** YOUR INSTRUCTIONS **
Return the listing below verbatim. Pictures do not belong in the copy.

** DATA SHOWN **
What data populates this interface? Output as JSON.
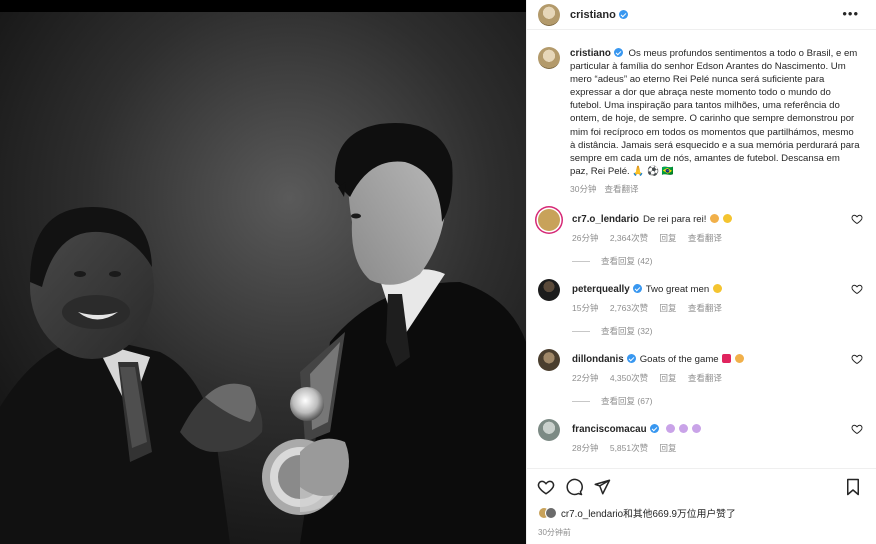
{
  "post": {
    "author": "cristiano",
    "caption": "Os meus profundos sentimentos a todo o Brasil, e em particular à família do senhor Edson Arantes do Nascimento. Um mero “adeus” ao eterno Rei Pelé nunca será suficiente para expressar a dor que abraça neste momento todo o mundo do futebol. Uma inspiração para tantos milhões, uma referência do ontem, de hoje, de sempre. O carinho que sempre demonstrou por mim foi recíproco em todos os momentos que partilhámos, mesmo à distância. Jamais será esquecido e a sua memória perdurará para sempre em cada um de nós, amantes de futebol. Descansa em paz, Rei Pelé. 🙏 ⚽ 🇧🇷",
    "caption_time": "30分钟",
    "see_translation": "查看翻译",
    "more_icon": "more-options-icon",
    "liked_by_text": "cr7.o_lendario和其他669.9万位用户赞了",
    "post_time": "30分钟前"
  },
  "comments": [
    {
      "username": "cr7.o_lendario",
      "text": "De rei para rei!",
      "verified": false,
      "time": "26分钟",
      "likes": "2,364次赞",
      "reply": "回复",
      "translate": "查看翻译",
      "view_replies": "查看回复 (42)",
      "avatar_color": "#c8a25a",
      "ring": true
    },
    {
      "username": "peterqueally",
      "text": "Two great men",
      "verified": true,
      "time": "15分钟",
      "likes": "2,763次赞",
      "reply": "回复",
      "translate": "查看翻译",
      "view_replies": "查看回复 (32)",
      "avatar_color": "#2a2a2a",
      "ring": false
    },
    {
      "username": "dillondanis",
      "text": "Goats of the game",
      "verified": true,
      "time": "22分钟",
      "likes": "4,350次赞",
      "reply": "回复",
      "translate": "查看翻译",
      "view_replies": "查看回复 (67)",
      "avatar_color": "#5b4e3a",
      "ring": false
    },
    {
      "username": "franciscomacau",
      "text": "",
      "verified": true,
      "time": "28分钟",
      "likes": "5,851次赞",
      "reply": "回复",
      "translate": "",
      "view_replies": "",
      "avatar_color": "#9aa59f",
      "ring": false
    }
  ],
  "colors": {
    "verified": "#3897f0",
    "secondary_text": "#8e8e8e",
    "border": "#efefef"
  },
  "icons": [
    "heart-icon",
    "comment-icon",
    "share-icon",
    "bookmark-icon",
    "verified-badge-icon"
  ]
}
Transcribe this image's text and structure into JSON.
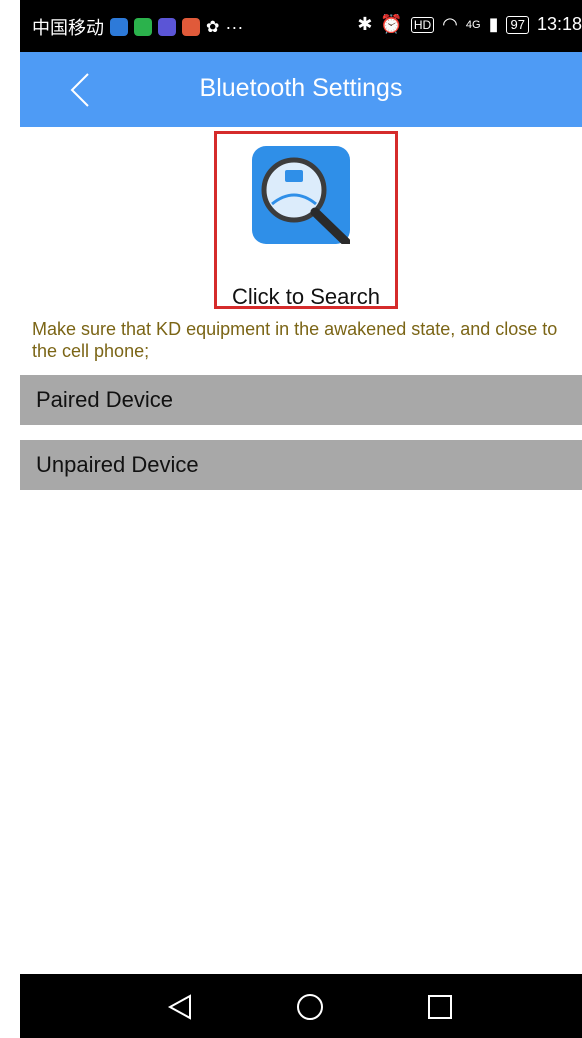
{
  "status_bar": {
    "carrier": "中国移动",
    "network": "4G",
    "battery": "97",
    "time": "13:18"
  },
  "header": {
    "title": "Bluetooth Settings"
  },
  "search": {
    "label": "Click to Search"
  },
  "hint": "Make sure that KD equipment in the awakened state, and close to the cell phone;",
  "sections": {
    "paired": "Paired Device",
    "unpaired": "Unpaired Device"
  },
  "colors": {
    "header": "#4e9bf5",
    "section": "#a8a8a8",
    "hint": "#7b6516",
    "highlight": "#d52b2b"
  },
  "icons": {
    "back": "chevron-left-icon",
    "search_app": "magnifier-car-icon",
    "nav_back": "triangle-back-icon",
    "nav_home": "circle-home-icon",
    "nav_recent": "square-recent-icon"
  }
}
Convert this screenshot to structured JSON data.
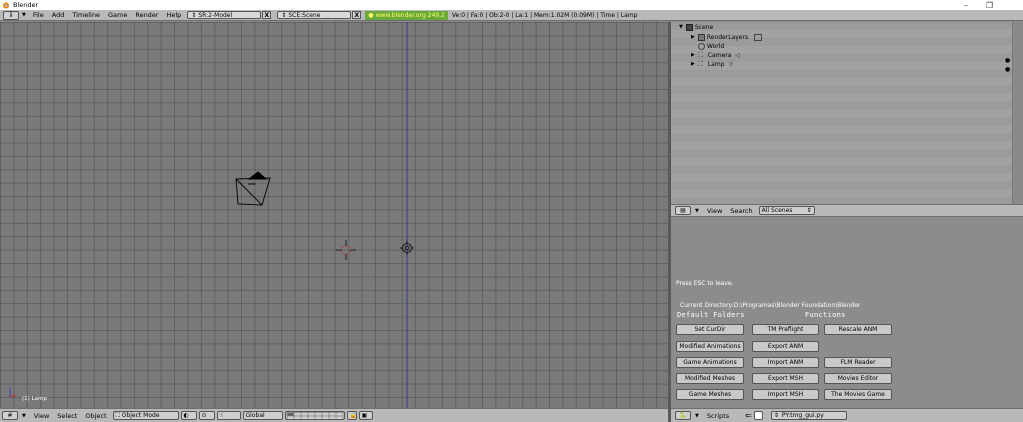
{
  "window": {
    "title": "Blender",
    "minimize": "–",
    "maximize": "❐"
  },
  "topbar": {
    "menus": [
      "File",
      "Add",
      "Timeline",
      "Game",
      "Render",
      "Help"
    ],
    "screen_field": "SR:2-Model",
    "scene_field": "SCE:Scene",
    "url": "www.blender.org 249.2",
    "stats": "Ve:0 | Fa:0 | Ob:2-0 | La:1  | Mem:1.02M (0.09M)  | Time  | Lamp"
  },
  "viewport": {
    "info": "(1) Lamp",
    "header": {
      "menus": [
        "View",
        "Select",
        "Object"
      ],
      "mode": "Object Mode",
      "orientation": "Global"
    }
  },
  "outliner": {
    "items": [
      {
        "label": "Scene"
      },
      {
        "label": "RenderLayers"
      },
      {
        "label": "World"
      },
      {
        "label": "Camera"
      },
      {
        "label": "Lamp"
      }
    ],
    "header": {
      "view": "View",
      "search": "Search",
      "filter": "All Scenes"
    }
  },
  "scripts": {
    "esc_text": "Press ESC to leave.",
    "current_dir": "Current Directory:D:\\Programas\\Blender Foundation\\Blender",
    "default_folders": "Default Folders",
    "functions": "Functions",
    "buttons": {
      "set_curdir": "Set CurDir",
      "tm_preflight": "TM Preflight",
      "rescale_anm": "Rescale ANM",
      "modified_animations": "Modified Animations",
      "export_anm": "Export ANM",
      "game_animations": "Game Animations",
      "import_anm": "Import ANM",
      "flm_reader": "FLM Reader",
      "modified_meshes": "Modified Meshes",
      "export_msh": "Export MSH",
      "movies_editor": "Movies Editor",
      "game_meshes": "Game Meshes",
      "import_msh": "Import MSH",
      "movies_game": "The Movies Game"
    },
    "header": {
      "menu": "Scripts",
      "script_field": "PY:tmg_gui.py"
    }
  }
}
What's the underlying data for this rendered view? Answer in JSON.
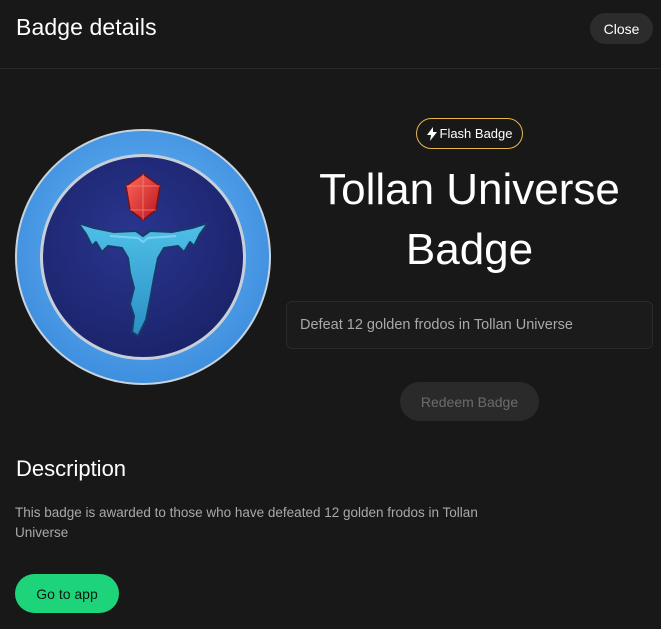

** RESPONSE TO THIS EXERCISE **
What data populates this interface? Output as JSON.
{
  "post": {
    "author": "cristiano",
    "caption": "Os meus profundos sentimentos a todo o Brasil, e em particular à família do senhor Edson Arantes do Nascimento. Um mero “adeus” ao eterno Rei Pelé nunca será suficiente para expressar a dor que abraça neste momento todo o mundo do futebol. Uma inspiração para tantos milhões, uma referência do ontem, de hoje, de sempre. O carinho que sempre demonstrou por mim foi recíproco em todos os momentos que partilhámos, mesmo à distância. Jamais será esquecido e a sua memória perdurará para sempre em cada um de nós, amantes de futebol. Descansa em paz, Rei Pelé. 🙏 ⚽ 🇧🇷",
    "caption_time": "30分钟",
    "see_translation": "查看翻译",
    "more_icon": "more-options-icon",
    "liked_by_text": "cr7.o_lendario和其他669.9万位用户赞了",
    "post_time": "30分钟前"
  },
  "comments": [
    {
      "username": "cr7.o_lendario",
      "text": "De rei para rei!",
      "verified": false,
      "time": "26分钟",
      "likes": "2,364次赞",
      "reply": "回复",
      "translate": "查看翻译",
      "view_replies": "查看回复 (42)",
      "avatar_color": "#c8a25a",
      "ring": true
    },
    {
      "username": "peterqueally",
      "text": "Two great men",
      "verified": true,
      "time": "15分钟",
      "likes": "2,763次赞",
      "reply": "回复",
      "translate": "查看翻译",
      "view_replies": "查看回复 (32)",
      "avatar_color": "#2a2a2a",
      "ring": false
    },
    {
      "username": "dillondanis",
      "text": "Goats of the game",
      "verified": true,
      "time": "22分钟",
      "likes": "4,350次赞",
      "reply": "回复",
      "translate": "查看翻译",
      "view_replies": "查看回复 (67)",
      "avatar_color": "#5b4e3a",
      "ring": false
    },
    {
      "username": "franciscomacau",
      "text": "",
      "verified": true,
      "time": "28分钟",
      "likes": "5,851次赞",
      "reply": "回复",
      "translate": "",
      "view_replies": "",
      "avatar_color": "#9aa59f",
      "ring": false
    }
  ],
  "colors": {
    "verified": "#3897f0",
    "secondary_text": "#8e8e8e",
    "border": "#efefef"
  },
  "icons": [
    "heart-icon",
    "comment-icon",
    "share-icon",
    "bookmark-icon",
    "verified-badge-icon"
  ]
}
Transcribe this image's text and structure into JSON.
{
  "status_bar": {
    "carrier": "中国移动",
    "network": "4G",
    "battery": "97",
    "time": "13:18"
  },
  "header": {
    "title": "Bluetooth Settings"
  },
  "search": {
    "label": "Click to Search"
  },
  "hint": "Make sure that KD equipment in the awakened state, and close to the cell phone;",
  "sections": {
    "paired": "Paired Device",
    "unpaired": "Unpaired Device"
  },
  "colors": {
    "header": "#4e9bf5",
    "section": "#a8a8a8",
    "hint": "#7b6516",
    "highlight": "#d52b2b"
  },
  "icons": {
    "back": "chevron-left-icon",
    "search_app": "magnifier-car-icon",
    "nav_back": "triangle-back-icon",
    "nav_home": "circle-home-icon",
    "nav_recent": "square-recent-icon"
  }
}
Convert this screenshot to structured JSON data.
{
  "window": {
    "title": "Blender",
    "minimize": "–",
    "maximize": "❐"
  },
  "topbar": {
    "menus": [
      "File",
      "Add",
      "Timeline",
      "Game",
      "Render",
      "Help"
    ],
    "screen_field": "SR:2-Model",
    "scene_field": "SCE:Scene",
    "url": "www.blender.org 249.2",
    "stats": "Ve:0 | Fa:0 | Ob:2-0 | La:1  | Mem:1.02M (0.09M)  | Time  | Lamp"
  },
  "viewport": {
    "info": "(1) Lamp",
    "header": {
      "menus": [
        "View",
        "Select",
        "Object"
      ],
      "mode": "Object Mode",
      "orientation": "Global"
    }
  },
  "outliner": {
    "items": [
      {
        "label": "Scene"
      },
      {
        "label": "RenderLayers"
      },
      {
        "label": "World"
      },
      {
        "label": "Camera"
      },
      {
        "label": "Lamp"
      }
    ],
    "header": {
      "view": "View",
      "search": "Search",
      "filter": "All Scenes"
    }
  },
  "scripts": {
    "esc_text": "Press ESC to leave.",
    "current_dir": "Current Directory:D:\\Programas\\Blender Foundation\\Blender",
    "default_folders": "Default Folders",
    "functions": "Functions",
    "buttons": {
      "set_curdir": "Set CurDir",
      "tm_preflight": "TM Preflight",
      "rescale_anm": "Rescale ANM",
      "modified_animations": "Modified Animations",
      "export_anm": "Export ANM",
      "game_animations": "Game Animations",
      "import_anm": "Import ANM",
      "flm_reader": "FLM Reader",
      "modified_meshes": "Modified Meshes",
      "export_msh": "Export MSH",
      "movies_editor": "Movies Editor",
      "game_meshes": "Game Meshes",
      "import_msh": "Import MSH",
      "movies_game": "The Movies Game"
    },
    "header": {
      "menu": "Scripts",
      "script_field": "PY:tmg_gui.py"
    }
  }
}
What's the underlying data for this rendered view? Answer in JSON.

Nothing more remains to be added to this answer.